--- Provided entries ---

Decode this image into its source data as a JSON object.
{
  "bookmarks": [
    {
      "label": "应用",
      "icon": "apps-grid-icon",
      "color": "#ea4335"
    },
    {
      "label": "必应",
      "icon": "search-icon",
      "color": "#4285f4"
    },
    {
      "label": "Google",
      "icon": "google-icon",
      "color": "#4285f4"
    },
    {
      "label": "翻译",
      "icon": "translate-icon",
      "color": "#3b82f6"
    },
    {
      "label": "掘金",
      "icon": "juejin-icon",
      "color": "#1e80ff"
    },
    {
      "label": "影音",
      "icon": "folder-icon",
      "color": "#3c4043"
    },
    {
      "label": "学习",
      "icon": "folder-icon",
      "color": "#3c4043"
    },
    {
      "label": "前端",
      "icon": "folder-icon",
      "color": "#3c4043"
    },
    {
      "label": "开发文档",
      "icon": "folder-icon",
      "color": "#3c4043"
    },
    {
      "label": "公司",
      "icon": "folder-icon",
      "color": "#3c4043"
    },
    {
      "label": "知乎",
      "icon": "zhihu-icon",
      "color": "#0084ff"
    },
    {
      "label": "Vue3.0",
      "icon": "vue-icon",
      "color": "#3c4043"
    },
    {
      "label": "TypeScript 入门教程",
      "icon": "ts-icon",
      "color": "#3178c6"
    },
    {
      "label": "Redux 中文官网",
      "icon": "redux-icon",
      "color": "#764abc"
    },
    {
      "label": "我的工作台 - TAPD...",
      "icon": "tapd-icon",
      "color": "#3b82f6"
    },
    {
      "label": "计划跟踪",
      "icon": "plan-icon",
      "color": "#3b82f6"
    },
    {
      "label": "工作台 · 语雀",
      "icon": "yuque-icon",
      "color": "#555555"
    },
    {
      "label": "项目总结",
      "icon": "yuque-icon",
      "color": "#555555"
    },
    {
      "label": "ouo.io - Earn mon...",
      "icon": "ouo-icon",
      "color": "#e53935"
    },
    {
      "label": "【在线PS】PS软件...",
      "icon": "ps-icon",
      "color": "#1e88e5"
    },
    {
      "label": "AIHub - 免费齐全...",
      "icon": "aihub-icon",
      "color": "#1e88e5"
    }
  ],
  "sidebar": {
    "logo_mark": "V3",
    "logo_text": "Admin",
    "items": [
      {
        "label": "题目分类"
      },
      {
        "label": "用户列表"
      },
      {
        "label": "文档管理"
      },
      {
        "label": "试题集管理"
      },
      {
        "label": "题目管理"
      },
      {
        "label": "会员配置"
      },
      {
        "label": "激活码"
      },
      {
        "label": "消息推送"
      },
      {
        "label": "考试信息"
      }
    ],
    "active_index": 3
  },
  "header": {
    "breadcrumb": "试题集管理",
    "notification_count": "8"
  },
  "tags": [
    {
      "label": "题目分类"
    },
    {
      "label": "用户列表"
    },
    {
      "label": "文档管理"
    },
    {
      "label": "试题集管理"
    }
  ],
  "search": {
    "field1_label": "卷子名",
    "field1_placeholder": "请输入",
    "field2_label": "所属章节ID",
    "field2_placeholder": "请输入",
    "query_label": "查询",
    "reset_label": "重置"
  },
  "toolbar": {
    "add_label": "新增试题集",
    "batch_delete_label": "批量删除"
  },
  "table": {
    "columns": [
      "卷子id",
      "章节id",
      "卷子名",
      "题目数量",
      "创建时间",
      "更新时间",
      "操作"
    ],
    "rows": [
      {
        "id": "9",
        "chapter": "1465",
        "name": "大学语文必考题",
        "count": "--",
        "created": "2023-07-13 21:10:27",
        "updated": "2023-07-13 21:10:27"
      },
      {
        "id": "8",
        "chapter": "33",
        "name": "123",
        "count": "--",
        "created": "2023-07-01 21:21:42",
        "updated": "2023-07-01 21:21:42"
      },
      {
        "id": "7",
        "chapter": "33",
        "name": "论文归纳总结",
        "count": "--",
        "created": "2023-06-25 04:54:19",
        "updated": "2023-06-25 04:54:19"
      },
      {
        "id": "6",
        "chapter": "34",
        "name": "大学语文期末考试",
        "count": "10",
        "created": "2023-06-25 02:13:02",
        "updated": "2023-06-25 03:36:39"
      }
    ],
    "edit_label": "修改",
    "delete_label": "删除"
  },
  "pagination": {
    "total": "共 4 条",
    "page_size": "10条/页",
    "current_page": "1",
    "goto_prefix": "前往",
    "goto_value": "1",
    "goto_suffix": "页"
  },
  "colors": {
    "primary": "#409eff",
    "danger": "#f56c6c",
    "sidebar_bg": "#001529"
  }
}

---

§ **Task description**:
Retype the listing exactly, in full.

§ **Answer for this exercise**:
Decode this image into its source data as a JSON object.
{
  "bookmarks": [
    {
      "label": "应用",
      "icon": "apps-grid-icon",
      "color": "#ea4335"
    },
    {
      "label": "必应",
      "icon": "search-icon",
      "color": "#4285f4"
    },
    {
      "label": "Google",
      "icon": "google-icon",
      "color": "#4285f4"
    },
    {
      "label": "翻译",
      "icon": "translate-icon",
      "color": "#3b82f6"
    },
    {
      "label": "掘金",
      "icon": "juejin-icon",
      "color": "#1e80ff"
    },
    {
      "label": "影音",
      "icon": "folder-icon",
      "color": "#3c4043"
    },
    {
      "label": "学习",
      "icon": "folder-icon",
      "color": "#3c4043"
    },
    {
      "label": "前端",
      "icon": "folder-icon",
      "color": "#3c4043"
    },
    {
      "label": "开发文档",
      "icon": "folder-icon",
      "color": "#3c4043"
    },
    {
      "label": "公司",
      "icon": "folder-icon",
      "color": "#3c4043"
    },
    {
      "label": "知乎",
      "icon": "zhihu-icon",
      "color": "#0084ff"
    },
    {
      "label": "Vue3.0",
      "icon": "vue-icon",
      "color": "#3c4043"
    },
    {
      "label": "TypeScript 入门教程",
      "icon": "ts-icon",
      "color": "#3178c6"
    },
    {
      "label": "Redux 中文官网",
      "icon": "redux-icon",
      "color": "#764abc"
    },
    {
      "label": "我的工作台 - TAPD...",
      "icon": "tapd-icon",
      "color": "#3b82f6"
    },
    {
      "label": "计划跟踪",
      "icon": "plan-icon",
      "color": "#3b82f6"
    },
    {
      "label": "工作台 · 语雀",
      "icon": "yuque-icon",
      "color": "#555555"
    },
    {
      "label": "项目总结",
      "icon": "yuque-icon",
      "color": "#555555"
    },
    {
      "label": "ouo.io - Earn mon...",
      "icon": "ouo-icon",
      "color": "#e53935"
    },
    {
      "label": "【在线PS】PS软件...",
      "icon": "ps-icon",
      "color": "#1e88e5"
    },
    {
      "label": "AIHub - 免费齐全...",
      "icon": "aihub-icon",
      "color": "#1e88e5"
    }
  ],
  "sidebar": {
    "logo_mark": "V3",
    "logo_text": "Admin",
    "items": [
      {
        "label": "题目分类"
      },
      {
        "label": "用户列表"
      },
      {
        "label": "文档管理"
      },
      {
        "label": "试题集管理"
      },
      {
        "label": "题目管理"
      },
      {
        "label": "会员配置"
      },
      {
        "label": "激活码"
      },
      {
        "label": "消息推送"
      },
      {
        "label": "考试信息"
      }
    ],
    "active_index": 3
  },
  "header": {
    "breadcrumb": "试题集管理",
    "notification_count": "8"
  },
  "tags": [
    {
      "label": "题目分类"
    },
    {
      "label": "用户列表"
    },
    {
      "label": "文档管理"
    },
    {
      "label": "试题集管理"
    }
  ],
  "search": {
    "field1_label": "卷子名",
    "field1_placeholder": "请输入",
    "field2_label": "所属章节ID",
    "field2_placeholder": "请输入",
    "query_label": "查询",
    "reset_label": "重置"
  },
  "toolbar": {
    "add_label": "新增试题集",
    "batch_delete_label": "批量删除"
  },
  "table": {
    "columns": [
      "卷子id",
      "章节id",
      "卷子名",
      "题目数量",
      "创建时间",
      "更新时间",
      "操作"
    ],
    "rows": [
      {
        "id": "9",
        "chapter": "1465",
        "name": "大学语文必考题",
        "count": "--",
        "created": "2023-07-13 21:10:27",
        "updated": "2023-07-13 21:10:27"
      },
      {
        "id": "8",
        "chapter": "33",
        "name": "123",
        "count": "--",
        "created": "2023-07-01 21:21:42",
        "updated": "2023-07-01 21:21:42"
      },
      {
        "id": "7",
        "chapter": "33",
        "name": "论文归纳总结",
        "count": "--",
        "created": "2023-06-25 04:54:19",
        "updated": "2023-06-25 04:54:19"
      },
      {
        "id": "6",
        "chapter": "34",
        "name": "大学语文期末考试",
        "count": "10",
        "created": "2023-06-25 02:13:02",
        "updated": "2023-06-25 03:36:39"
      }
    ],
    "edit_label": "修改",
    "delete_label": "删除"
  },
  "pagination": {
    "total": "共 4 条",
    "page_size": "10条/页",
    "current_page": "1",
    "goto_prefix": "前往",
    "goto_value": "1",
    "goto_suffix": "页"
  },
  "colors": {
    "primary": "#409eff",
    "danger": "#f56c6c",
    "sidebar_bg": "#001529"
  }
}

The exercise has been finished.